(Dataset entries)
=-=-=-=-=

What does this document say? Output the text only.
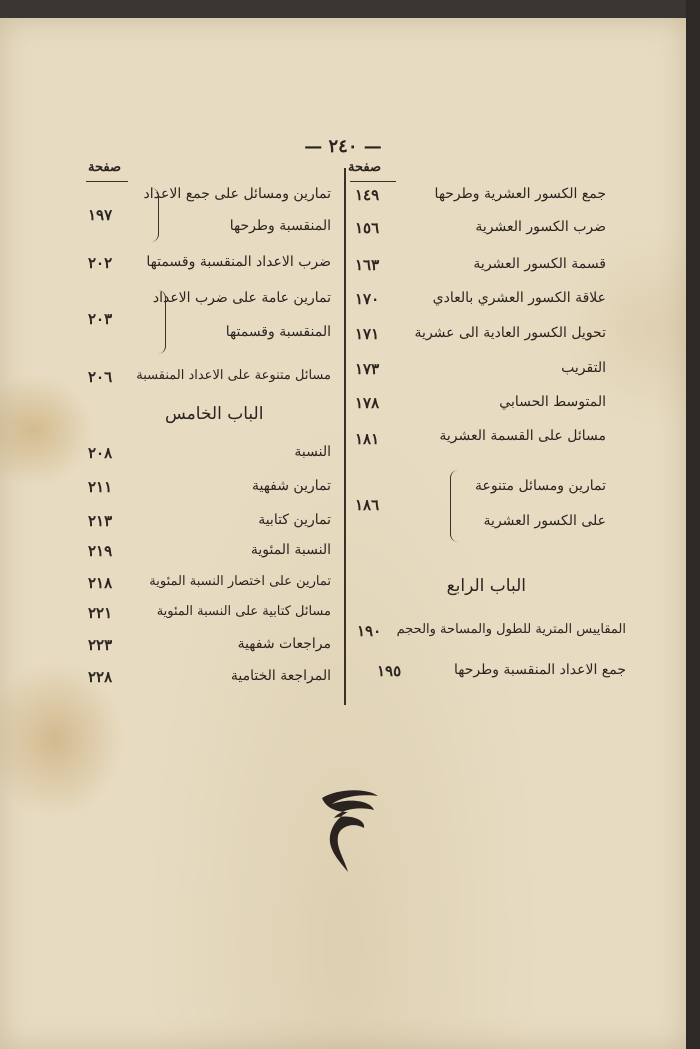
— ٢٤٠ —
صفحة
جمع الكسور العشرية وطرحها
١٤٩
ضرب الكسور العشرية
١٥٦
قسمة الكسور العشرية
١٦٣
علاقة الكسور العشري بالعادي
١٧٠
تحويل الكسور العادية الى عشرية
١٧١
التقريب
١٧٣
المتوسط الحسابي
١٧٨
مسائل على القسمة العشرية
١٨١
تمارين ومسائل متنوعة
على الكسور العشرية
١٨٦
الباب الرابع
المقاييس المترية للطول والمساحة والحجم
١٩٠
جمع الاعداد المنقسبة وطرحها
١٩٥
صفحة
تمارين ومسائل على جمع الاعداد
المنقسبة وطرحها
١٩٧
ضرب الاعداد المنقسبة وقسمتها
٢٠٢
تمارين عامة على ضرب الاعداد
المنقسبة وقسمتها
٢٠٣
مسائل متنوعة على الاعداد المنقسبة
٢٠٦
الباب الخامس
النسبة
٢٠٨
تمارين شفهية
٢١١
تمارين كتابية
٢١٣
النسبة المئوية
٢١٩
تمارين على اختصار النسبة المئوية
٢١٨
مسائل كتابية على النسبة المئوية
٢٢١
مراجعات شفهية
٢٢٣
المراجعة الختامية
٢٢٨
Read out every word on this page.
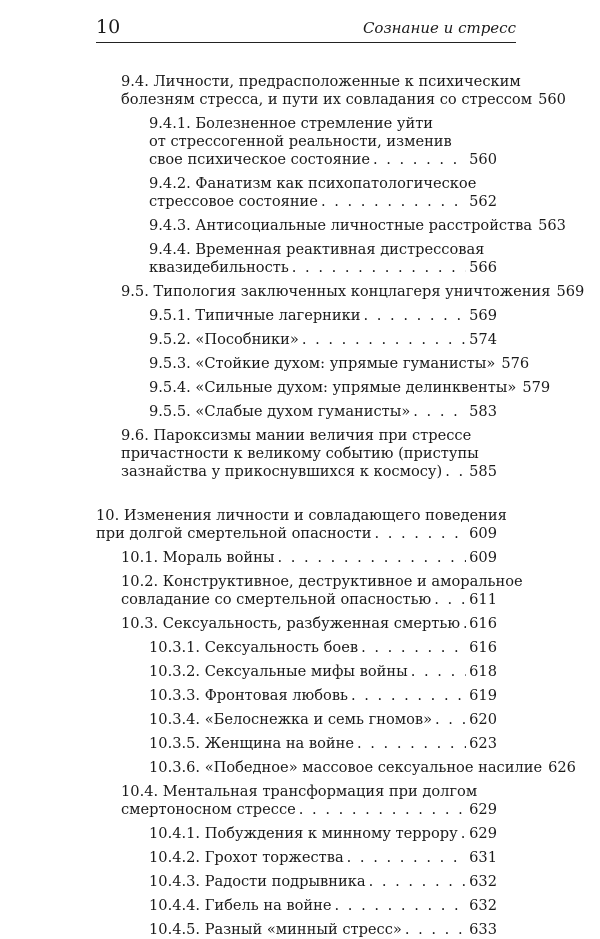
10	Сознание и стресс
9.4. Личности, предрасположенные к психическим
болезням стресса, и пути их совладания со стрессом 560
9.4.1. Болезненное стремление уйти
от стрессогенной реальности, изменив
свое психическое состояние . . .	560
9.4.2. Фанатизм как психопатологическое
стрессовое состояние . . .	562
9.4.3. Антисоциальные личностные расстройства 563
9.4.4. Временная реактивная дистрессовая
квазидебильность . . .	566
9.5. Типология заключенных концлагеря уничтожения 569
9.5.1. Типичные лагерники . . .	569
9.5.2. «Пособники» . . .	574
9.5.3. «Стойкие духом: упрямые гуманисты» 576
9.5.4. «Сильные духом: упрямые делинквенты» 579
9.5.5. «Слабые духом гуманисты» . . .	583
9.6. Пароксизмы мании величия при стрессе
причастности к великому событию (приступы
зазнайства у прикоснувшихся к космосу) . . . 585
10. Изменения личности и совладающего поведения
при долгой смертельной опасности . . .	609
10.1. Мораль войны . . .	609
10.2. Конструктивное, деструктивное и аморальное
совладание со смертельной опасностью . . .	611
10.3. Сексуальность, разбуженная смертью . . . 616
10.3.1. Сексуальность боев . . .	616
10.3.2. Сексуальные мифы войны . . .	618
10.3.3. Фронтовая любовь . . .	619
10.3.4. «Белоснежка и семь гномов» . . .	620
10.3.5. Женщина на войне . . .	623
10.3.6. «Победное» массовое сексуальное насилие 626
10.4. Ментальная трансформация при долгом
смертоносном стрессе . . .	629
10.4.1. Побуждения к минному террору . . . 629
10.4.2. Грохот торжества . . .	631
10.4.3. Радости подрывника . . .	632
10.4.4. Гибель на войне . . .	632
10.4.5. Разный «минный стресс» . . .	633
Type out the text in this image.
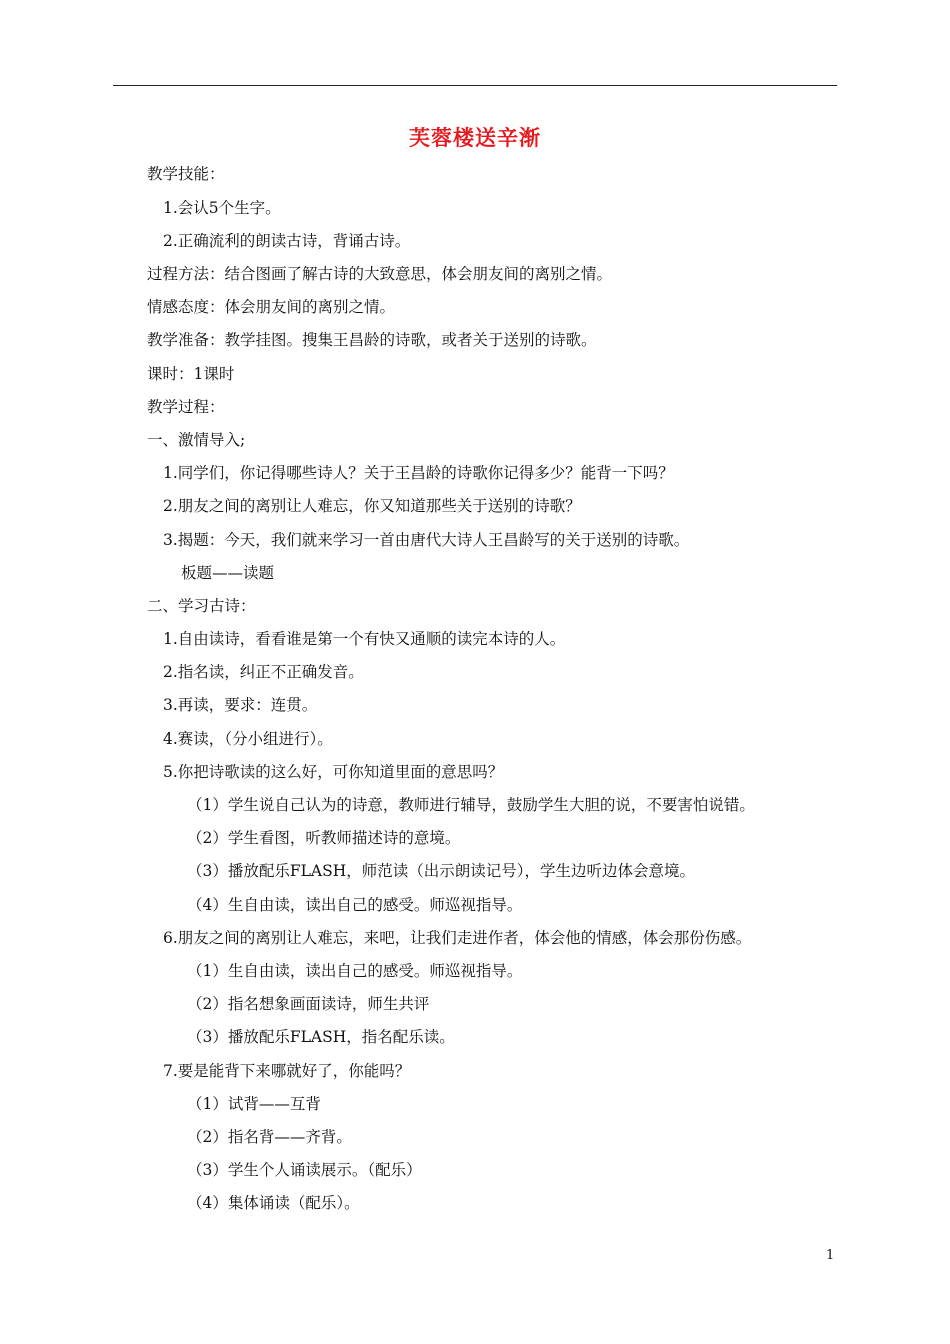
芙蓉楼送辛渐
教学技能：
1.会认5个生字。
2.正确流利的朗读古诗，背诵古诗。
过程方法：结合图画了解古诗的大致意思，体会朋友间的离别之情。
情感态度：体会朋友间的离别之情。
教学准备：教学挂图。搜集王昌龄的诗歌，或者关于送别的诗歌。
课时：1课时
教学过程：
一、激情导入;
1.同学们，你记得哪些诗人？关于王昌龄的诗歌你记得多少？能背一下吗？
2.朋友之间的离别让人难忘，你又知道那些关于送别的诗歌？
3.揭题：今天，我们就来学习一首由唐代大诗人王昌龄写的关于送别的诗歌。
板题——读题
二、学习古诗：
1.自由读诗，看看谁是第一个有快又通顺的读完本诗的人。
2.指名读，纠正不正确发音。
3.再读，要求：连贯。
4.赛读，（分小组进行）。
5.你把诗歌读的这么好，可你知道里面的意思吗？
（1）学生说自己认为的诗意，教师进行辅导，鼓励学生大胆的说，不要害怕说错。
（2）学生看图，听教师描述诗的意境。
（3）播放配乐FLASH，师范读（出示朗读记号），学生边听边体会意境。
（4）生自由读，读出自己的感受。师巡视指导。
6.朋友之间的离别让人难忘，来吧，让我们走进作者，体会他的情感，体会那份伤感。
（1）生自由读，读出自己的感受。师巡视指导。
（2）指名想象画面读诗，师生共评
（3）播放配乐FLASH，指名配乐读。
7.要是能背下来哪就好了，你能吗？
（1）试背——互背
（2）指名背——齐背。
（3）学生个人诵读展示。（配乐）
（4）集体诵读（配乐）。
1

=-=-=-=-=

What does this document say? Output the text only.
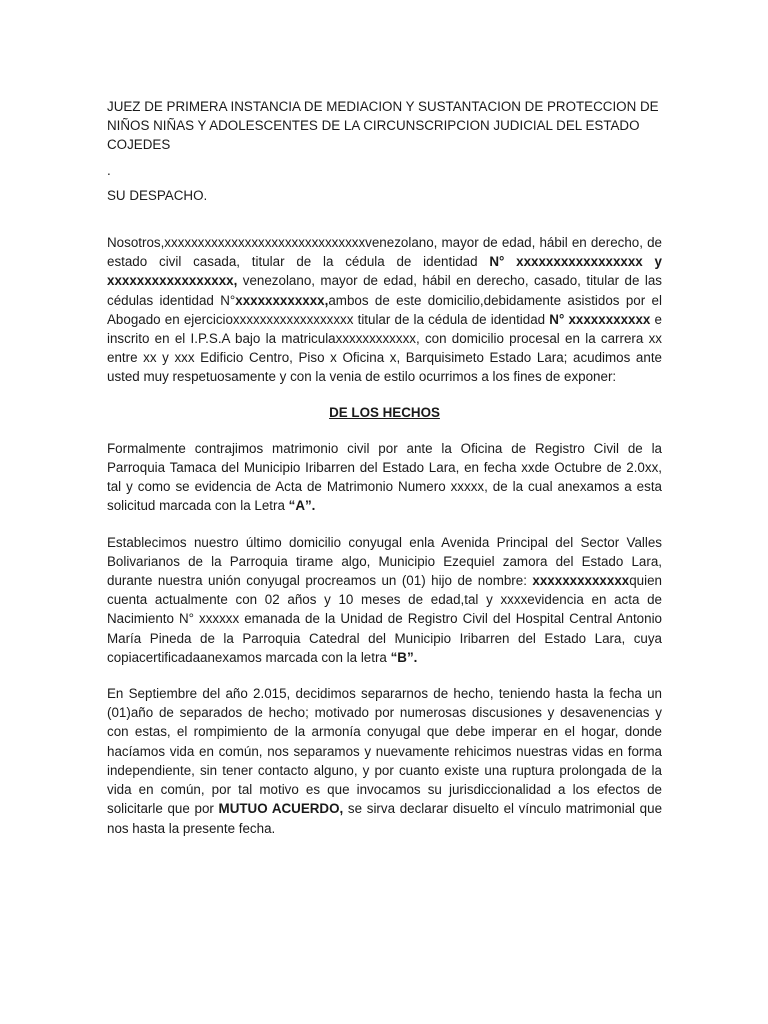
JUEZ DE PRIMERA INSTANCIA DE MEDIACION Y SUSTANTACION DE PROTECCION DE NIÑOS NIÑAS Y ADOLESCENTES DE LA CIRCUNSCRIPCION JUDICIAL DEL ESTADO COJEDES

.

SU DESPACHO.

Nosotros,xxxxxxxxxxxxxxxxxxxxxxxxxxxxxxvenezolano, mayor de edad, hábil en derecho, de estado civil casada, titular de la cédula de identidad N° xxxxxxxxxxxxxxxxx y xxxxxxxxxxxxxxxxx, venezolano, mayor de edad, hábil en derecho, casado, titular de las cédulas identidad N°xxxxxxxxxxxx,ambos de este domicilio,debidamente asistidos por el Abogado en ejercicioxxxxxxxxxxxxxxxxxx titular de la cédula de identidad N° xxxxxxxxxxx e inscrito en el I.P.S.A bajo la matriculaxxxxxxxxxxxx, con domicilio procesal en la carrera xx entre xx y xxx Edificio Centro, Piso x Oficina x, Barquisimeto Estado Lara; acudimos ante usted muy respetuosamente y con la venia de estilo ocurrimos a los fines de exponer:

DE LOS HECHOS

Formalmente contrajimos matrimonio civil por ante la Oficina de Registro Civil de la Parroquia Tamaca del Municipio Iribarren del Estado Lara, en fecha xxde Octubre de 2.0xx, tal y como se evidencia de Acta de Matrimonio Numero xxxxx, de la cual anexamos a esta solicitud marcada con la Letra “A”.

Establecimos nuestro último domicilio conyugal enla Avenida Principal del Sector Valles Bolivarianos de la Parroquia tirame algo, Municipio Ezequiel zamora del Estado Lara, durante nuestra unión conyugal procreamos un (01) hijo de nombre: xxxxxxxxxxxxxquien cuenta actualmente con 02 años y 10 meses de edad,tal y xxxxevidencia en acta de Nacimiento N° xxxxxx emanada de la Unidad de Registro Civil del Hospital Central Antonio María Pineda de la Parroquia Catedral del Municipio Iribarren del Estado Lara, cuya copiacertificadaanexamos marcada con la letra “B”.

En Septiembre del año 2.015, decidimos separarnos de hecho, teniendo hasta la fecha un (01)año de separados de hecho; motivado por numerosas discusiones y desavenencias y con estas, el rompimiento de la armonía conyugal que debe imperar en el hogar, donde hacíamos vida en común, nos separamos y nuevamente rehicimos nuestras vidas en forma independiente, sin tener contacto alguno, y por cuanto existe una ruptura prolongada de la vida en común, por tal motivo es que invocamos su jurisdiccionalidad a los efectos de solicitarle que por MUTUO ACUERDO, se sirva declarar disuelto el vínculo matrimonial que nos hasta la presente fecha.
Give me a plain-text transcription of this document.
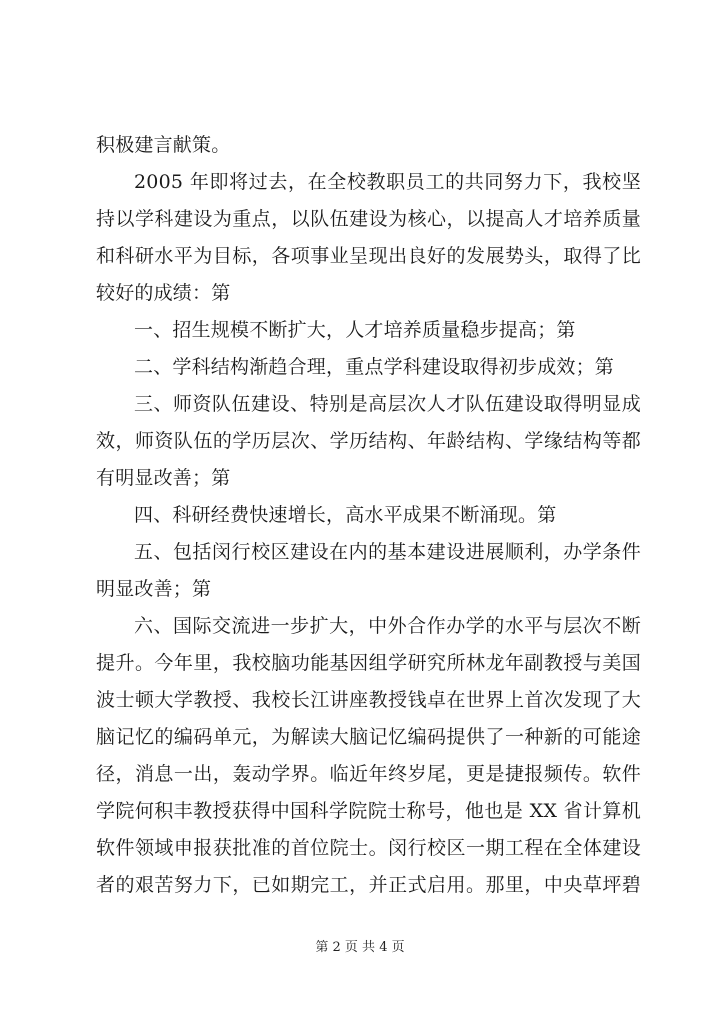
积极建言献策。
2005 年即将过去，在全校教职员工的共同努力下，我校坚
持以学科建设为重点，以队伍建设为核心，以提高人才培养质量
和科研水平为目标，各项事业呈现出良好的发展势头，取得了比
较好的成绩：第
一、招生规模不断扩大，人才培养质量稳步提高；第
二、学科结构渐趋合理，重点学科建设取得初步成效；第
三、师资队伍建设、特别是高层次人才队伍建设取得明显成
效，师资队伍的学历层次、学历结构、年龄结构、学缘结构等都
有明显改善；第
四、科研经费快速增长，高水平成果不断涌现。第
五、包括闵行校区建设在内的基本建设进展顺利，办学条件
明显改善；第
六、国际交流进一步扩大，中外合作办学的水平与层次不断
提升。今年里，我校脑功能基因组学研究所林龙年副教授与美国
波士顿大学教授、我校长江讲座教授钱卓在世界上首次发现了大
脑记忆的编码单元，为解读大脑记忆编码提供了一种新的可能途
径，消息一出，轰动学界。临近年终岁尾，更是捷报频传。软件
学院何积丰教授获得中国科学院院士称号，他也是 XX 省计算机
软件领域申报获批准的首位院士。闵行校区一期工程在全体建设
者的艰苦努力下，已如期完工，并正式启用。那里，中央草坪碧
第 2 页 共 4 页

=-=-=-=-=

## EXERCISE REQUIREMENTS
Scan the entries above for the word "وقسمتها" and collect each line holding it.

## EXERCISE RESPONSE
ضرب الاعداد المنقسبة وقسمتها
المنقسبة وقسمتها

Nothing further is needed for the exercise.